§ **Written problem**
Find the string "Ansuchen" in the data, then copy every line where it is found.

§ **Data to process**
━━━━━━

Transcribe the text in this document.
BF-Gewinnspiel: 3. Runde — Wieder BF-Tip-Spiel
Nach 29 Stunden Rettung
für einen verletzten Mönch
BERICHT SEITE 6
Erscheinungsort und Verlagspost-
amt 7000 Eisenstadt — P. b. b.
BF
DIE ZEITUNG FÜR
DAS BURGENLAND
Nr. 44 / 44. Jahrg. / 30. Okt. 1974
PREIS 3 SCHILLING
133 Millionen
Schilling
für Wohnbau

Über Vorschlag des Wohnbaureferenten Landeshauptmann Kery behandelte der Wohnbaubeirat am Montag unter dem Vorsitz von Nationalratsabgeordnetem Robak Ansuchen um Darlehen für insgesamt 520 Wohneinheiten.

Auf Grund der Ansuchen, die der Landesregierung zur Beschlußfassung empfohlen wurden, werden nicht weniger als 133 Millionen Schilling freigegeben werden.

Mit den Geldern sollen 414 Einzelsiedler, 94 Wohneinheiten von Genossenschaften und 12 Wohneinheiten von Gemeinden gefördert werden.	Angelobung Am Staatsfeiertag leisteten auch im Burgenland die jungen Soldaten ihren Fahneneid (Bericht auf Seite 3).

━━━━━━

§ **Full solution**
Über Vorschlag des Wohnbaureferenten Landeshauptmann Kery behandelte der Wohnbaubeirat am Montag unter dem Vorsitz von Nationalratsabgeordnetem Robak Ansuchen um Darlehen für insgesamt 520 Wohneinheiten.
Auf Grund der Ansuchen, die der Landesregierung zur Beschlußfassung empfohlen wurden, werden nicht weniger als 133 Millionen Schilling freigegeben werden.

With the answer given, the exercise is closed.